- Requirement:
Below is a block of data; give all of it again word for word.

[START OF Data extract]

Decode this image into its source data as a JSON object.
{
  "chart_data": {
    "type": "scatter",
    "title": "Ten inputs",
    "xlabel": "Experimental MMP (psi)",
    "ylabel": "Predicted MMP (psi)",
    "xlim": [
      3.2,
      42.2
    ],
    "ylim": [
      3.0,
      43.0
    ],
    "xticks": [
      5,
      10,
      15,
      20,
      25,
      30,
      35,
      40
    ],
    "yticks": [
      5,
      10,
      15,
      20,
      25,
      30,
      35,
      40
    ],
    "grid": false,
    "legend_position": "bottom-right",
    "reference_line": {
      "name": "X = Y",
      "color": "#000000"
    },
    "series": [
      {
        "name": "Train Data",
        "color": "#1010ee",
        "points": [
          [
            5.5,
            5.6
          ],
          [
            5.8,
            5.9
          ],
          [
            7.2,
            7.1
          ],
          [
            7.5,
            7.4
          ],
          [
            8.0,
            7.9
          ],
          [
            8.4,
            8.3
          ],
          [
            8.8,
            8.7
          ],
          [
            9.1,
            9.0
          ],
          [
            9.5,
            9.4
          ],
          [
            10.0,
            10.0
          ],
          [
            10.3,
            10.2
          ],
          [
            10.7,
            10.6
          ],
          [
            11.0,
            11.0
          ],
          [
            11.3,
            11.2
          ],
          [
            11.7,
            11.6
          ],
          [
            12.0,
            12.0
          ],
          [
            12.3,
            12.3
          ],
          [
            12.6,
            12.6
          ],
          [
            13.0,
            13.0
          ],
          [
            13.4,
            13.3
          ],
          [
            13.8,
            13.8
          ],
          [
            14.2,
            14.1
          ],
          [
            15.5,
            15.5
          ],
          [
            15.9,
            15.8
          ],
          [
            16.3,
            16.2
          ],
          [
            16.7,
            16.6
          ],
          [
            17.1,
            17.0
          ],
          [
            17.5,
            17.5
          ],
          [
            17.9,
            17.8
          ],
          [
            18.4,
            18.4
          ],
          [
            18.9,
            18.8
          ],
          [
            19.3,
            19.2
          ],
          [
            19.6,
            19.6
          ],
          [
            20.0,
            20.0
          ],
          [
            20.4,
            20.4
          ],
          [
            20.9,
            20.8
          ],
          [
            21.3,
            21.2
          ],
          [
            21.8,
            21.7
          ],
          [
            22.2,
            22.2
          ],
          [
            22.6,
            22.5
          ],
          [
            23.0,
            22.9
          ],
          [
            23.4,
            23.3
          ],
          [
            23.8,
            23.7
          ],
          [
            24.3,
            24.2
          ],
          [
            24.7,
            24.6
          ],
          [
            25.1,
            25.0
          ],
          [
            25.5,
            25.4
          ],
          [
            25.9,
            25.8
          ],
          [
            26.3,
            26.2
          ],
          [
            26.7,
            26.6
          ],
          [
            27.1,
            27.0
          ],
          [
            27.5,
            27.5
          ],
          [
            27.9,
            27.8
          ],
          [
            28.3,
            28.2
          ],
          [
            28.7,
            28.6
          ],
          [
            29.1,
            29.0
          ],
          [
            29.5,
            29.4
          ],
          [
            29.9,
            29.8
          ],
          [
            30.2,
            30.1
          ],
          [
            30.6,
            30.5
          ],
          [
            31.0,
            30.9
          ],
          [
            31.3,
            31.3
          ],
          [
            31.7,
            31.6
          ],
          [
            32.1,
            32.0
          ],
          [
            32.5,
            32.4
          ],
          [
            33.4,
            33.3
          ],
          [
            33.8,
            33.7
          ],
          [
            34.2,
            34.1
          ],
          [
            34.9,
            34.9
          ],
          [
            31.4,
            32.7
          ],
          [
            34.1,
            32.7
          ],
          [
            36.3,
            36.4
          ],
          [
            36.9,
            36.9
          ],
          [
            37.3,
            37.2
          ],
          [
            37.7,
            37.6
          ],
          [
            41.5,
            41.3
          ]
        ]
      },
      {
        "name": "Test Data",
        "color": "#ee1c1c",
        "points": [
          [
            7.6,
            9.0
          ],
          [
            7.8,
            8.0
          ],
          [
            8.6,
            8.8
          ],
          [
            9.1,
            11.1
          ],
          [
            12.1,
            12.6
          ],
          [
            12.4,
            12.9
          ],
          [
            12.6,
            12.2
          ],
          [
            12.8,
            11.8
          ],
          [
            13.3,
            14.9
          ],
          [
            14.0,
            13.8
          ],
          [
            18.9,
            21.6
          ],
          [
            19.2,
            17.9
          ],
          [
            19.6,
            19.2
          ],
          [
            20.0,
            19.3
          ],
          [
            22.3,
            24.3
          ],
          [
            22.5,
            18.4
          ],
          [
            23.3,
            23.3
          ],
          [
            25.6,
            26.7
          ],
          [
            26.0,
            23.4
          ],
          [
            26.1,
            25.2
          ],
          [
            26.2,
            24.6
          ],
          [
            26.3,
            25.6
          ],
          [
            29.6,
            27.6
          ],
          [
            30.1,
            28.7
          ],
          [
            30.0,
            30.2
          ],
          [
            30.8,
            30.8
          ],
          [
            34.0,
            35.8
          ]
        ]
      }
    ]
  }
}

[END OF Data extract]

- Solved exercise:
Decode this image into its source data as a JSON object.
{
  "chart_data": {
    "type": "scatter",
    "title": "Ten inputs",
    "xlabel": "Experimental MMP (psi)",
    "ylabel": "Predicted MMP (psi)",
    "xlim": [
      3.2,
      42.2
    ],
    "ylim": [
      3.0,
      43.0
    ],
    "xticks": [
      5,
      10,
      15,
      20,
      25,
      30,
      35,
      40
    ],
    "yticks": [
      5,
      10,
      15,
      20,
      25,
      30,
      35,
      40
    ],
    "grid": false,
    "legend_position": "bottom-right",
    "reference_line": {
      "name": "X = Y",
      "color": "#000000"
    },
    "series": [
      {
        "name": "Train Data",
        "color": "#1010ee",
        "points": [
          [
            5.5,
            5.6
          ],
          [
            5.8,
            5.9
          ],
          [
            7.2,
            7.1
          ],
          [
            7.5,
            7.4
          ],
          [
            8.0,
            7.9
          ],
          [
            8.4,
            8.3
          ],
          [
            8.8,
            8.7
          ],
          [
            9.1,
            9.0
          ],
          [
            9.5,
            9.4
          ],
          [
            10.0,
            10.0
          ],
          [
            10.3,
            10.2
          ],
          [
            10.7,
            10.6
          ],
          [
            11.0,
            11.0
          ],
          [
            11.3,
            11.2
          ],
          [
            11.7,
            11.6
          ],
          [
            12.0,
            12.0
          ],
          [
            12.3,
            12.3
          ],
          [
            12.6,
            12.6
          ],
          [
            13.0,
            13.0
          ],
          [
            13.4,
            13.3
          ],
          [
            13.8,
            13.8
          ],
          [
            14.2,
            14.1
          ],
          [
            15.5,
            15.5
          ],
          [
            15.9,
            15.8
          ],
          [
            16.3,
            16.2
          ],
          [
            16.7,
            16.6
          ],
          [
            17.1,
            17.0
          ],
          [
            17.5,
            17.5
          ],
          [
            17.9,
            17.8
          ],
          [
            18.4,
            18.4
          ],
          [
            18.9,
            18.8
          ],
          [
            19.3,
            19.2
          ],
          [
            19.6,
            19.6
          ],
          [
            20.0,
            20.0
          ],
          [
            20.4,
            20.4
          ],
          [
            20.9,
            20.8
          ],
          [
            21.3,
            21.2
          ],
          [
            21.8,
            21.7
          ],
          [
            22.2,
            22.2
          ],
          [
            22.6,
            22.5
          ],
          [
            23.0,
            22.9
          ],
          [
            23.4,
            23.3
          ],
          [
            23.8,
            23.7
          ],
          [
            24.3,
            24.2
          ],
          [
            24.7,
            24.6
          ],
          [
            25.1,
            25.0
          ],
          [
            25.5,
            25.4
          ],
          [
            25.9,
            25.8
          ],
          [
            26.3,
            26.2
          ],
          [
            26.7,
            26.6
          ],
          [
            27.1,
            27.0
          ],
          [
            27.5,
            27.5
          ],
          [
            27.9,
            27.8
          ],
          [
            28.3,
            28.2
          ],
          [
            28.7,
            28.6
          ],
          [
            29.1,
            29.0
          ],
          [
            29.5,
            29.4
          ],
          [
            29.9,
            29.8
          ],
          [
            30.2,
            30.1
          ],
          [
            30.6,
            30.5
          ],
          [
            31.0,
            30.9
          ],
          [
            31.3,
            31.3
          ],
          [
            31.7,
            31.6
          ],
          [
            32.1,
            32.0
          ],
          [
            32.5,
            32.4
          ],
          [
            33.4,
            33.3
          ],
          [
            33.8,
            33.7
          ],
          [
            34.2,
            34.1
          ],
          [
            34.9,
            34.9
          ],
          [
            31.4,
            32.7
          ],
          [
            34.1,
            32.7
          ],
          [
            36.3,
            36.4
          ],
          [
            36.9,
            36.9
          ],
          [
            37.3,
            37.2
          ],
          [
            37.7,
            37.6
          ],
          [
            41.5,
            41.3
          ]
        ]
      },
      {
        "name": "Test Data",
        "color": "#ee1c1c",
        "points": [
          [
            7.6,
            9.0
          ],
          [
            7.8,
            8.0
          ],
          [
            8.6,
            8.8
          ],
          [
            9.1,
            11.1
          ],
          [
            12.1,
            12.6
          ],
          [
            12.4,
            12.9
          ],
          [
            12.6,
            12.2
          ],
          [
            12.8,
            11.8
          ],
          [
            13.3,
            14.9
          ],
          [
            14.0,
            13.8
          ],
          [
            18.9,
            21.6
          ],
          [
            19.2,
            17.9
          ],
          [
            19.6,
            19.2
          ],
          [
            20.0,
            19.3
          ],
          [
            22.3,
            24.3
          ],
          [
            22.5,
            18.4
          ],
          [
            23.3,
            23.3
          ],
          [
            25.6,
            26.7
          ],
          [
            26.0,
            23.4
          ],
          [
            26.1,
            25.2
          ],
          [
            26.2,
            24.6
          ],
          [
            26.3,
            25.6
          ],
          [
            29.6,
            27.6
          ],
          [
            30.1,
            28.7
          ],
          [
            30.0,
            30.2
          ],
          [
            30.8,
            30.8
          ],
          [
            34.0,
            35.8
          ]
        ]
      }
    ]
  }
}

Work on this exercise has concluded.